> _Short task_:
Copy every line from the data below in which the string "galley" can be found.

---------- Supplied material ----------

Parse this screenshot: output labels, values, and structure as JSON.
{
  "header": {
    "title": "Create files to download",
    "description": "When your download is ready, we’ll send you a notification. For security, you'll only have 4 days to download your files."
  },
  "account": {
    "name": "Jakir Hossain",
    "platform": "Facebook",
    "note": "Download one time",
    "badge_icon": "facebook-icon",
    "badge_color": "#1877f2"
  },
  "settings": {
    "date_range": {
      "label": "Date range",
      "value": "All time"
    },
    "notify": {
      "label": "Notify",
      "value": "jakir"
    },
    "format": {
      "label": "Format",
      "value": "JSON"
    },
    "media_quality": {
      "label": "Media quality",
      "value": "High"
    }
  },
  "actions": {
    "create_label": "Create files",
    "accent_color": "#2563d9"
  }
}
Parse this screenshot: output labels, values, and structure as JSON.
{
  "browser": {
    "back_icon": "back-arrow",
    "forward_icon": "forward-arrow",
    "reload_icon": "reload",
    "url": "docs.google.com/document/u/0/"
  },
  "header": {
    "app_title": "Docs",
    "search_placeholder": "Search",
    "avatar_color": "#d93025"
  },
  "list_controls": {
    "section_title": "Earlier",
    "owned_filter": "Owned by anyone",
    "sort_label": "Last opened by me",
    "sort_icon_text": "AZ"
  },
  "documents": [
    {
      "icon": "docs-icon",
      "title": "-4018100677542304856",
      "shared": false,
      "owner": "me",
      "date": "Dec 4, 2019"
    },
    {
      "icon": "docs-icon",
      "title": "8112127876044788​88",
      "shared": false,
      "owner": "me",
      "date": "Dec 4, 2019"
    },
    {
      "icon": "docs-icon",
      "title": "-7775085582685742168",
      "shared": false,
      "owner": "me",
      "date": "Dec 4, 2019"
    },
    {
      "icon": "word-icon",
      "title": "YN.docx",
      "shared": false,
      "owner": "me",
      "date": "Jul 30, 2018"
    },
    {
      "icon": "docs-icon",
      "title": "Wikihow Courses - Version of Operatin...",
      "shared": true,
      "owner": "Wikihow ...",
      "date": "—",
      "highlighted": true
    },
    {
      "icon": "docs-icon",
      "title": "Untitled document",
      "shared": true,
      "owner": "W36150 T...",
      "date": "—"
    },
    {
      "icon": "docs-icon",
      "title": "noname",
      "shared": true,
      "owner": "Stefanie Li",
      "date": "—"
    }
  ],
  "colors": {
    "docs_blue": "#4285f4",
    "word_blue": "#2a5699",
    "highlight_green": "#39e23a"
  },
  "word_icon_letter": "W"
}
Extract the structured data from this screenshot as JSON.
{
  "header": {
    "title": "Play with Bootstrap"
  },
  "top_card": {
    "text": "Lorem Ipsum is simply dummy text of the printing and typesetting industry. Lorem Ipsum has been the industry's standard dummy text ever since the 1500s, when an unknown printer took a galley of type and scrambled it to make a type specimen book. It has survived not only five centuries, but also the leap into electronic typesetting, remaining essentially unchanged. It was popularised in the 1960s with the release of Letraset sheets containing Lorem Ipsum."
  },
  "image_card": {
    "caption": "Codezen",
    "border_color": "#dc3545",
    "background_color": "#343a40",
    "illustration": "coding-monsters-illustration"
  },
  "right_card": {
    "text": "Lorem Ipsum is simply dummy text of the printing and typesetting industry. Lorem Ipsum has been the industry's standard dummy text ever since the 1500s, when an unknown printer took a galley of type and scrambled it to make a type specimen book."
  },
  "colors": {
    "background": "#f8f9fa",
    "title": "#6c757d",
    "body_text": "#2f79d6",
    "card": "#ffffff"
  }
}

----------

> _Final result_:
    "text": "Lorem Ipsum is simply dummy text of the printing and typesetting industry. Lorem Ipsum has been the industry's standard dummy text ever since the 1500s, when an unknown printer took a galley of type and scrambled it to make a type specimen book. It has survived not only five centuries, but also the leap into electronic typesetting, remaining essentially unchanged. It was popularised in the 1960s with the release of Letraset sheets containing Lorem Ipsum."
    "text": "Lorem Ipsum is simply dummy text of the printing and typesetting industry. Lorem Ipsum has been the industry's standard dummy text ever since the 1500s, when an unknown printer took a galley of type and scrambled it to make a type specimen book."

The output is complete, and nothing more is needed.